● DATA:
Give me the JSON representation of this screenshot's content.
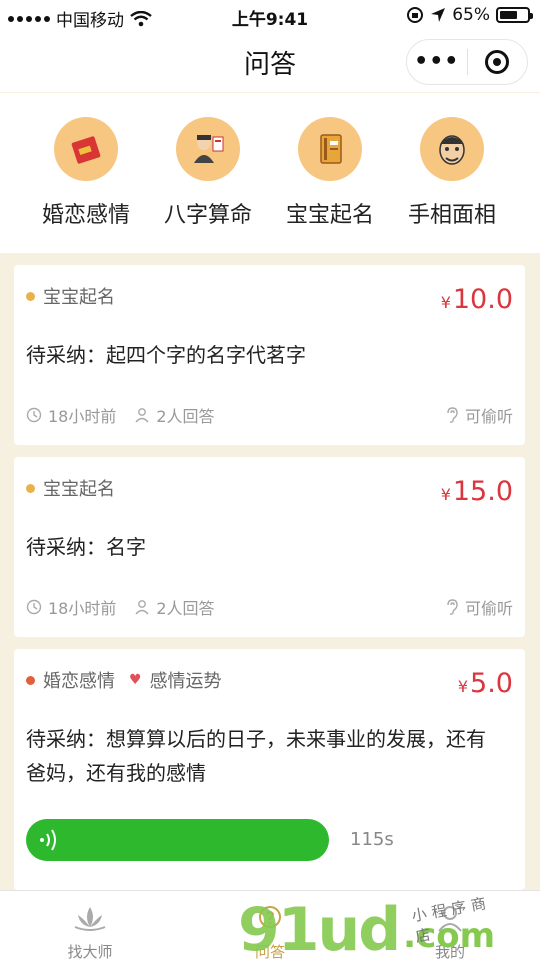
{
  "status_bar": {
    "carrier": "中国移动",
    "time": "上午9:41",
    "battery": "65%",
    "battery_level": 0.65
  },
  "nav": {
    "title": "问答",
    "more_icon": "more-dots-icon",
    "close_icon": "close-target-icon"
  },
  "categories": [
    {
      "label": "婚恋感情",
      "icon": "red-envelope-icon"
    },
    {
      "label": "八字算命",
      "icon": "fortune-teller-icon"
    },
    {
      "label": "宝宝起名",
      "icon": "book-icon"
    },
    {
      "label": "手相面相",
      "icon": "face-icon"
    }
  ],
  "cards": [
    {
      "tags": [
        {
          "label": "宝宝起名",
          "icon": "book-tag-icon",
          "color": "#e8b24a"
        }
      ],
      "currency": "¥",
      "price": "10.0",
      "question": "待采纳：起四个字的名字代茗字",
      "time_ago": "18小时前",
      "answers": "2人回答",
      "listen": "可偷听"
    },
    {
      "tags": [
        {
          "label": "宝宝起名",
          "icon": "book-tag-icon",
          "color": "#e8b24a"
        }
      ],
      "currency": "¥",
      "price": "15.0",
      "question": "待采纳：名字",
      "time_ago": "18小时前",
      "answers": "2人回答",
      "listen": "可偷听"
    },
    {
      "tags": [
        {
          "label": "婚恋感情",
          "icon": "love-tag-icon",
          "color": "#e0603a"
        },
        {
          "label": "感情运势",
          "icon": "heart-tag-icon",
          "color": "#e0505a"
        }
      ],
      "currency": "¥",
      "price": "5.0",
      "question": "待采纳：想算算以后的日子，未来事业的发展，还有爸妈，还有我的感情",
      "voice_duration": "115s",
      "voice_color": "#2db82d"
    }
  ],
  "tab_bar": {
    "tabs": [
      {
        "label": "找大师",
        "icon": "lotus-icon",
        "active": false
      },
      {
        "label": "问答",
        "icon": "qa-icon",
        "active": true
      },
      {
        "label": "我的",
        "icon": "user-icon",
        "active": false
      }
    ]
  },
  "watermark": {
    "text": "91ud",
    "suffix": ".com",
    "sub": "小程序商店"
  },
  "colors": {
    "price": "#d9363e",
    "background": "#f6f0e0",
    "category_icon_bg": "#f7c782",
    "active_tab": "#c8a248"
  }
}
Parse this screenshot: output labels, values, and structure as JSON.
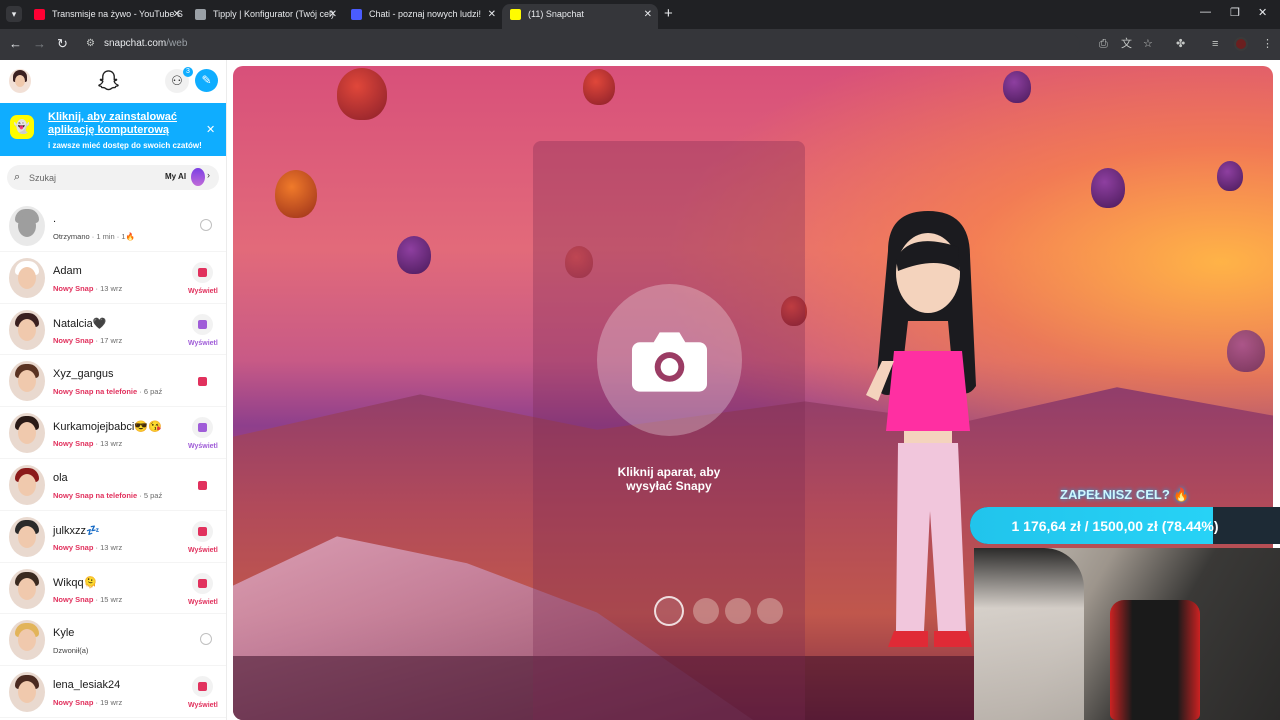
{
  "browser": {
    "tabs": [
      {
        "title": "Transmisje na żywo - YouTube S",
        "favicon_color": "#ff0033",
        "active": false
      },
      {
        "title": "Tipply | Konfigurator (Twój cel)",
        "favicon_color": "#9aa0a6",
        "active": false
      },
      {
        "title": "Chati - poznaj nowych ludzi!",
        "favicon_color": "#4a5cff",
        "active": false
      },
      {
        "title": "(11) Snapchat",
        "favicon_color": "#fffc00",
        "active": true
      }
    ],
    "url_host": "snapchat.com",
    "url_path": "/web"
  },
  "sidebar": {
    "add_friend_badge": "3",
    "banner": {
      "title": "Kliknij, aby zainstalować aplikację komputerową",
      "subtitle": "i zawsze mieć dostęp do swoich czatów!"
    },
    "search": {
      "placeholder": "Szukaj",
      "my_ai_label": "My AI"
    },
    "chats": [
      {
        "name": ".",
        "status": "Otrzymano",
        "time": "1 min",
        "streak": "1🔥",
        "indicator": "camera",
        "status_style": "gray"
      },
      {
        "name": "Adam",
        "status": "Nowy Snap",
        "time": "13 wrz",
        "indicator": "red",
        "view_label": "Wyświetl"
      },
      {
        "name": "Natalcia🖤",
        "status": "Nowy Snap",
        "time": "17 wrz",
        "indicator": "purple",
        "view_label": "Wyświetl"
      },
      {
        "name": "Xyz_gangus",
        "status": "Nowy Snap na telefonie",
        "time": "6 paź",
        "indicator": "red-plain"
      },
      {
        "name": "Kurkamojejbabci😎😘",
        "status": "Nowy Snap",
        "time": "13 wrz",
        "indicator": "purple",
        "view_label": "Wyświetl"
      },
      {
        "name": "ola",
        "status": "Nowy Snap na telefonie",
        "time": "5 paź",
        "indicator": "red-plain"
      },
      {
        "name": "julkxzz💤",
        "status": "Nowy Snap",
        "time": "13 wrz",
        "indicator": "red",
        "view_label": "Wyświetl"
      },
      {
        "name": "Wikqq🫠",
        "status": "Nowy Snap",
        "time": "15 wrz",
        "indicator": "red",
        "view_label": "Wyświetl"
      },
      {
        "name": "Kyle",
        "status": "Dzwonił(a)",
        "time": "",
        "indicator": "camera",
        "status_style": "gray"
      },
      {
        "name": "lena_lesiak24",
        "status": "Nowy Snap",
        "time": "19 wrz",
        "indicator": "red",
        "view_label": "Wyświetl"
      }
    ]
  },
  "camera": {
    "hint": "Kliknij aparat, aby wysyłać Snapy"
  },
  "stream_overlay": {
    "goal_title": "ZAPEŁNISZ CEL? 🔥",
    "goal_text": "1 176,64 zł / 1500,00 zł (78.44%)",
    "goal_fraction": 0.7844
  },
  "colors": {
    "snap_blue": "#0fadff",
    "snap_red": "#e1315d",
    "snap_purple": "#a05dd8",
    "snap_yellow": "#fffc00"
  }
}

● DIRECTIONS: Scan the material above. Copy each line that holds the word "this".

● TASK ANSWER:
Give me the JSON representation of this screenshot's content.
Parse this screenshot: output labels, values, and structure as JSON.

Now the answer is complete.